— start PROVIDED ENTRIES —
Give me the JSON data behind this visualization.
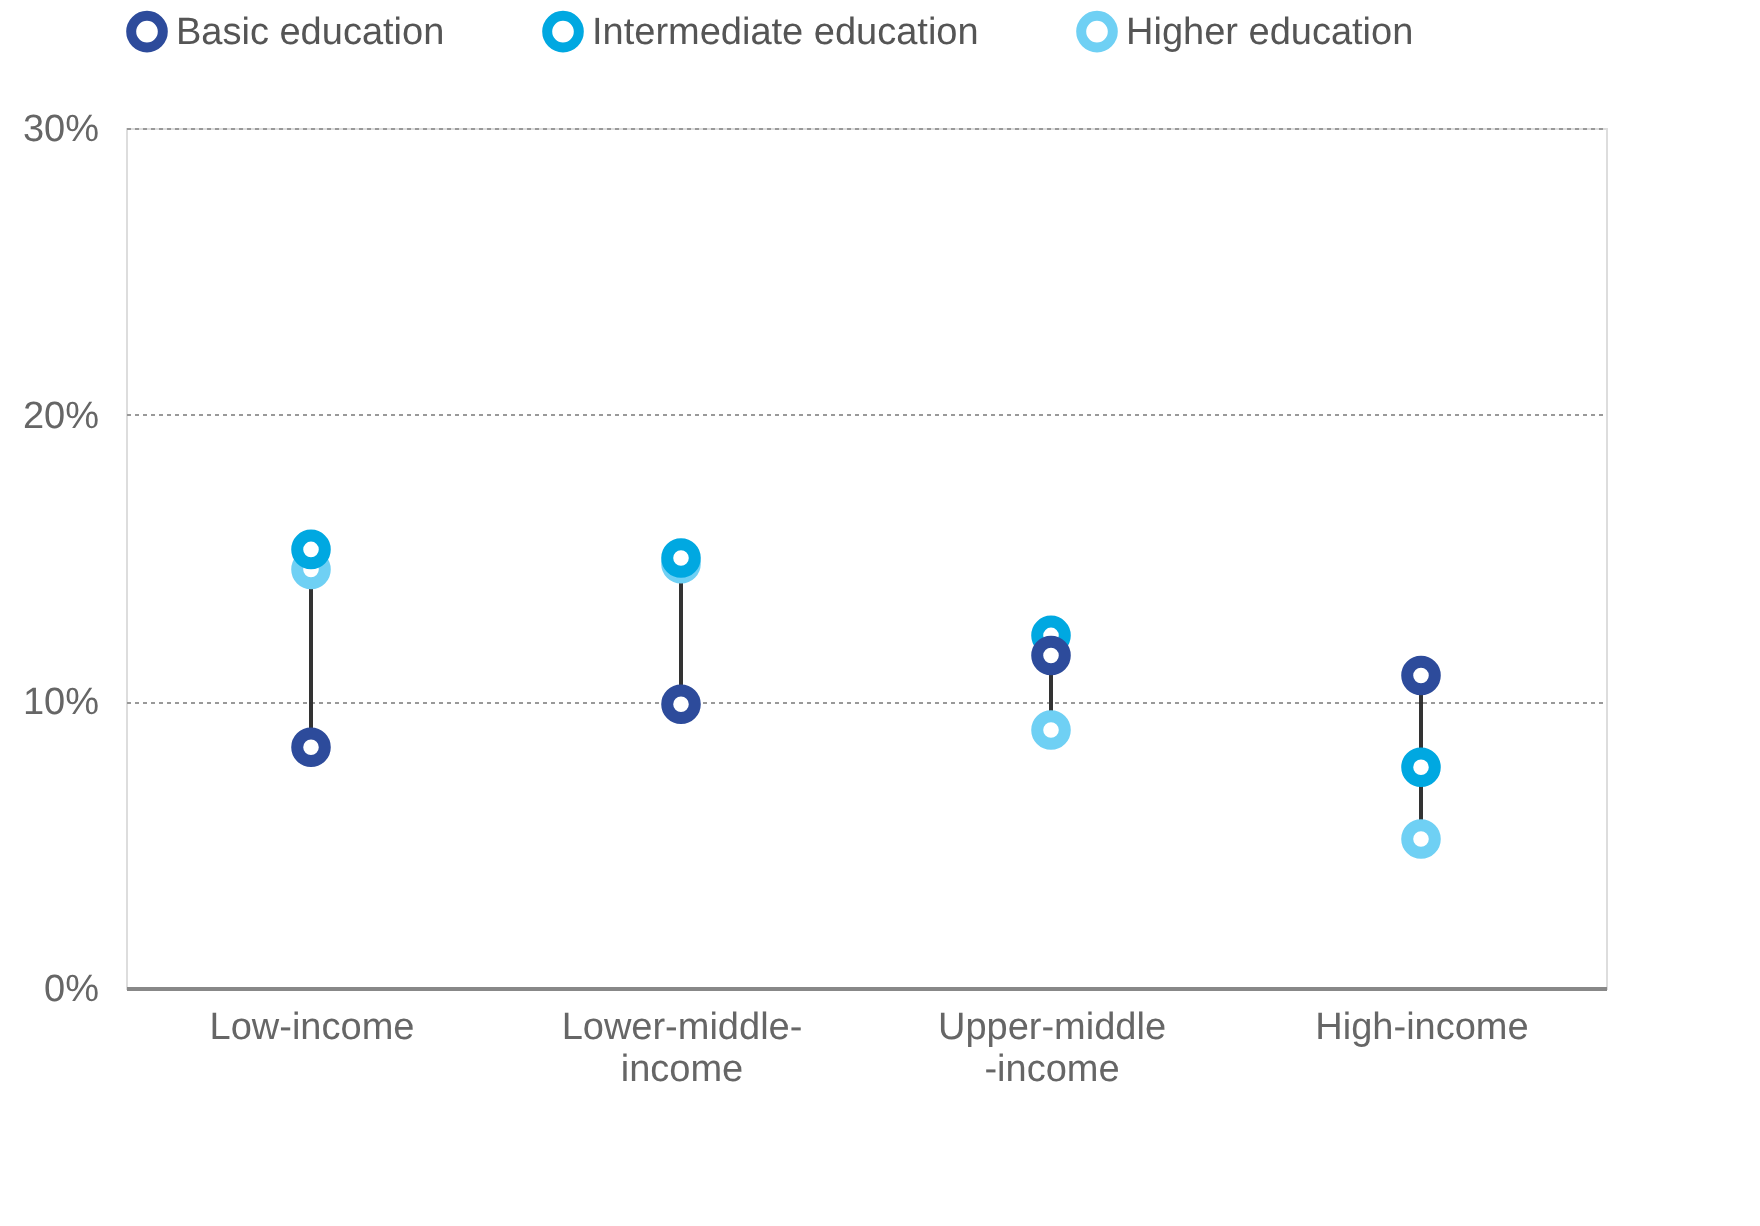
{
  "chart_data": {
    "type": "scatter",
    "categories": [
      "Low-income",
      "Lower-middle-\nincome",
      "Upper-middle\n-income",
      "High-income"
    ],
    "series": [
      {
        "name": "Basic education",
        "color": "#2d4b9b",
        "values": [
          8.4,
          9.9,
          11.6,
          10.9
        ]
      },
      {
        "name": "Intermediate education",
        "color": "#00a8e1",
        "values": [
          15.3,
          15.0,
          12.3,
          7.7
        ]
      },
      {
        "name": "Higher education",
        "color": "#6fd0f4",
        "values": [
          14.6,
          14.8,
          9.0,
          5.2
        ]
      }
    ],
    "ylim": [
      0,
      30
    ],
    "yticks": [
      {
        "value": 0,
        "label": "0%"
      },
      {
        "value": 10,
        "label": "10%"
      },
      {
        "value": 20,
        "label": "20%"
      },
      {
        "value": 30,
        "label": "30%"
      }
    ],
    "grid": "y",
    "legend": "top",
    "marker": "circle"
  }
}
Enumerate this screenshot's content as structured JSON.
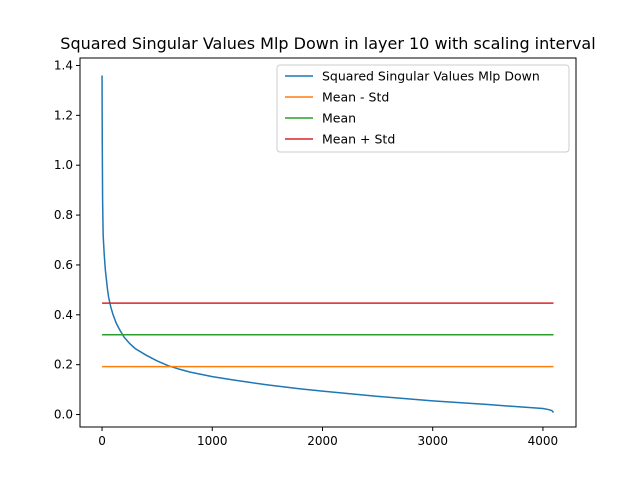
{
  "chart_data": {
    "type": "line",
    "title": "Squared Singular Values Mlp Down in layer 10 with scaling interval",
    "xlabel": "",
    "ylabel": "",
    "xlim": [
      -200,
      4300
    ],
    "ylim": [
      -0.05,
      1.43
    ],
    "x_ticks": [
      0,
      1000,
      2000,
      3000,
      4000
    ],
    "y_ticks": [
      0.0,
      0.2,
      0.4,
      0.6,
      0.8,
      1.0,
      1.2,
      1.4
    ],
    "x_tick_labels": [
      "0",
      "1000",
      "2000",
      "3000",
      "4000"
    ],
    "y_tick_labels": [
      "0.0",
      "0.2",
      "0.4",
      "0.6",
      "0.8",
      "1.0",
      "1.2",
      "1.4"
    ],
    "grid": false,
    "legend_position": "top-right",
    "series": [
      {
        "name": "Squared Singular Values Mlp Down",
        "color": "#1f77b4",
        "x": [
          0,
          2,
          5,
          10,
          20,
          30,
          40,
          50,
          60,
          80,
          100,
          130,
          160,
          200,
          250,
          300,
          400,
          500,
          600,
          700,
          800,
          1000,
          1200,
          1500,
          1800,
          2000,
          2500,
          3000,
          3500,
          4000,
          4050,
          4080,
          4096
        ],
        "y": [
          1.36,
          1.1,
          0.86,
          0.72,
          0.64,
          0.58,
          0.54,
          0.5,
          0.47,
          0.43,
          0.4,
          0.365,
          0.34,
          0.31,
          0.285,
          0.265,
          0.238,
          0.215,
          0.196,
          0.182,
          0.17,
          0.152,
          0.138,
          0.119,
          0.103,
          0.094,
          0.073,
          0.055,
          0.04,
          0.024,
          0.02,
          0.016,
          0.008
        ]
      },
      {
        "name": "Mean - Std",
        "color": "#ff7f0e",
        "x": [
          0,
          4096
        ],
        "y": [
          0.192,
          0.192
        ]
      },
      {
        "name": "Mean",
        "color": "#2ca02c",
        "x": [
          0,
          4096
        ],
        "y": [
          0.32,
          0.32
        ]
      },
      {
        "name": "Mean + Std",
        "color": "#d62728",
        "x": [
          0,
          4096
        ],
        "y": [
          0.447,
          0.447
        ]
      }
    ]
  }
}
— end PROVIDED ENTRIES —
## EXERCISE
None of the pictures should appear; repeat the records exactly otherwise.

## SOLUTION
Give me the JSON data behind this visualization.
{
  "chart_data": {
    "type": "scatter",
    "categories": [
      "Low-income",
      "Lower-middle-\nincome",
      "Upper-middle\n-income",
      "High-income"
    ],
    "series": [
      {
        "name": "Basic education",
        "color": "#2d4b9b",
        "values": [
          8.4,
          9.9,
          11.6,
          10.9
        ]
      },
      {
        "name": "Intermediate education",
        "color": "#00a8e1",
        "values": [
          15.3,
          15.0,
          12.3,
          7.7
        ]
      },
      {
        "name": "Higher education",
        "color": "#6fd0f4",
        "values": [
          14.6,
          14.8,
          9.0,
          5.2
        ]
      }
    ],
    "ylim": [
      0,
      30
    ],
    "yticks": [
      {
        "value": 0,
        "label": "0%"
      },
      {
        "value": 10,
        "label": "10%"
      },
      {
        "value": 20,
        "label": "20%"
      },
      {
        "value": 30,
        "label": "30%"
      }
    ],
    "grid": "y",
    "legend": "top",
    "marker": "circle"
  }
}
Enumerate this screenshot's content as structured JSON.
{
  "chart_data": {
    "type": "line",
    "title": "Squared Singular Values Mlp Down in layer 10 with scaling interval",
    "xlabel": "",
    "ylabel": "",
    "xlim": [
      -200,
      4300
    ],
    "ylim": [
      -0.05,
      1.43
    ],
    "x_ticks": [
      0,
      1000,
      2000,
      3000,
      4000
    ],
    "y_ticks": [
      0.0,
      0.2,
      0.4,
      0.6,
      0.8,
      1.0,
      1.2,
      1.4
    ],
    "x_tick_labels": [
      "0",
      "1000",
      "2000",
      "3000",
      "4000"
    ],
    "y_tick_labels": [
      "0.0",
      "0.2",
      "0.4",
      "0.6",
      "0.8",
      "1.0",
      "1.2",
      "1.4"
    ],
    "grid": false,
    "legend_position": "top-right",
    "series": [
      {
        "name": "Squared Singular Values Mlp Down",
        "color": "#1f77b4",
        "x": [
          0,
          2,
          5,
          10,
          20,
          30,
          40,
          50,
          60,
          80,
          100,
          130,
          160,
          200,
          250,
          300,
          400,
          500,
          600,
          700,
          800,
          1000,
          1200,
          1500,
          1800,
          2000,
          2500,
          3000,
          3500,
          4000,
          4050,
          4080,
          4096
        ],
        "y": [
          1.36,
          1.1,
          0.86,
          0.72,
          0.64,
          0.58,
          0.54,
          0.5,
          0.47,
          0.43,
          0.4,
          0.365,
          0.34,
          0.31,
          0.285,
          0.265,
          0.238,
          0.215,
          0.196,
          0.182,
          0.17,
          0.152,
          0.138,
          0.119,
          0.103,
          0.094,
          0.073,
          0.055,
          0.04,
          0.024,
          0.02,
          0.016,
          0.008
        ]
      },
      {
        "name": "Mean - Std",
        "color": "#ff7f0e",
        "x": [
          0,
          4096
        ],
        "y": [
          0.192,
          0.192
        ]
      },
      {
        "name": "Mean",
        "color": "#2ca02c",
        "x": [
          0,
          4096
        ],
        "y": [
          0.32,
          0.32
        ]
      },
      {
        "name": "Mean + Std",
        "color": "#d62728",
        "x": [
          0,
          4096
        ],
        "y": [
          0.447,
          0.447
        ]
      }
    ]
  }
}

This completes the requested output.